(Collected data)
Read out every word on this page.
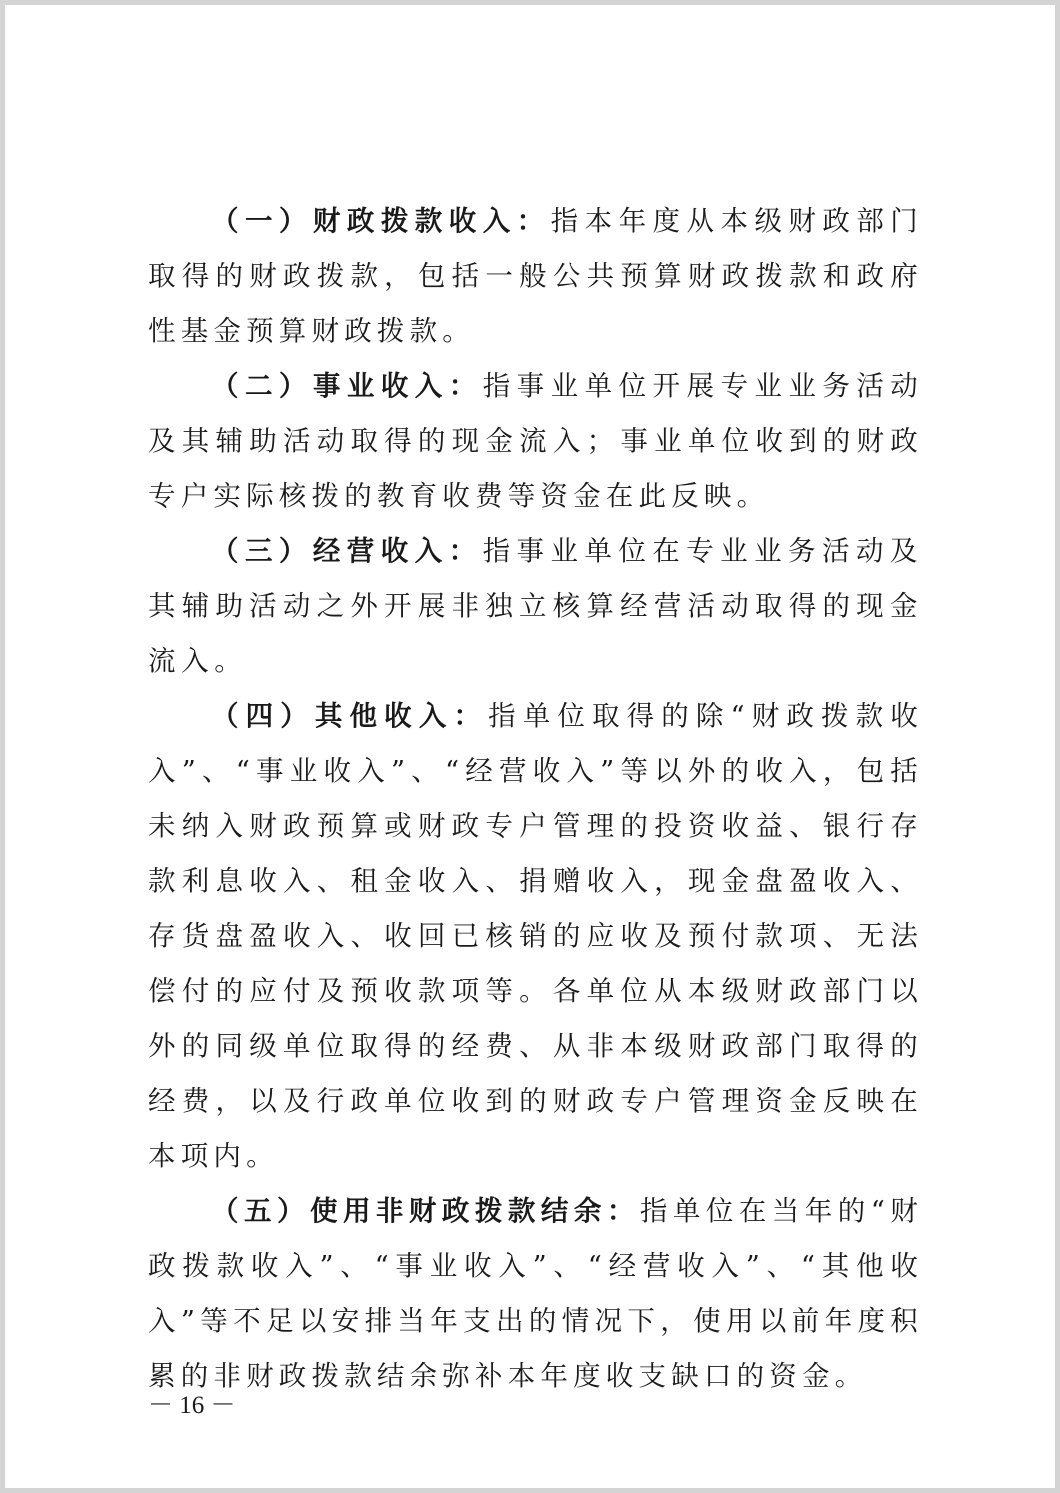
（一）财政拨款收入：指本年度从本级财政部门取得的财政拨款，包括一般公共预算财政拨款和政府性基金预算财政拨款。

（二）事业收入：指事业单位开展专业业务活动及其辅助活动取得的现金流入；事业单位收到的财政专户实际核拨的教育收费等资金在此反映。

（三）经营收入：指事业单位在专业业务活动及其辅助活动之外开展非独立核算经营活动取得的现金流入。

（四）其他收入：指单位取得的除“财政拨款收入”、“事业收入”、“经营收入”等以外的收入，包括未纳入财政预算或财政专户管理的投资收益、银行存款利息收入、租金收入、捐赠收入，现金盘盈收入、存货盘盈收入、收回已核销的应收及预付款项、无法偿付的应付及预收款项等。各单位从本级财政部门以外的同级单位取得的经费、从非本级财政部门取得的经费，以及行政单位收到的财政专户管理资金反映在本项内。

（五）使用非财政拨款结余：指单位在当年的“财政拨款收入”、“事业收入”、“经营收入”、“其他收入”等不足以安排当年支出的情况下，使用以前年度积累的非财政拨款结余弥补本年度收支缺口的资金。

－ 16 －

* [PROBLEM STATEMENT]:
Output the records above exactly; leave out the pictures.

* [RESULT BELOW]:
Read out every word on this page.
（一）财政拨款收入：指本年度从本级财政部门取得的财政拨款，包括一般公共预算财政拨款和政府性基金预算财政拨款。

（二）事业收入：指事业单位开展专业业务活动及其辅助活动取得的现金流入；事业单位收到的财政专户实际核拨的教育收费等资金在此反映。

（三）经营收入：指事业单位在专业业务活动及其辅助活动之外开展非独立核算经营活动取得的现金流入。

（四）其他收入：指单位取得的除“财政拨款收入”、“事业收入”、“经营收入”等以外的收入，包括未纳入财政预算或财政专户管理的投资收益、银行存款利息收入、租金收入、捐赠收入，现金盘盈收入、存货盘盈收入、收回已核销的应收及预付款项、无法偿付的应付及预收款项等。各单位从本级财政部门以外的同级单位取得的经费、从非本级财政部门取得的经费，以及行政单位收到的财政专户管理资金反映在本项内。

（五）使用非财政拨款结余：指单位在当年的“财政拨款收入”、“事业收入”、“经营收入”、“其他收入”等不足以安排当年支出的情况下，使用以前年度积累的非财政拨款结余弥补本年度收支缺口的资金。

－ 16 －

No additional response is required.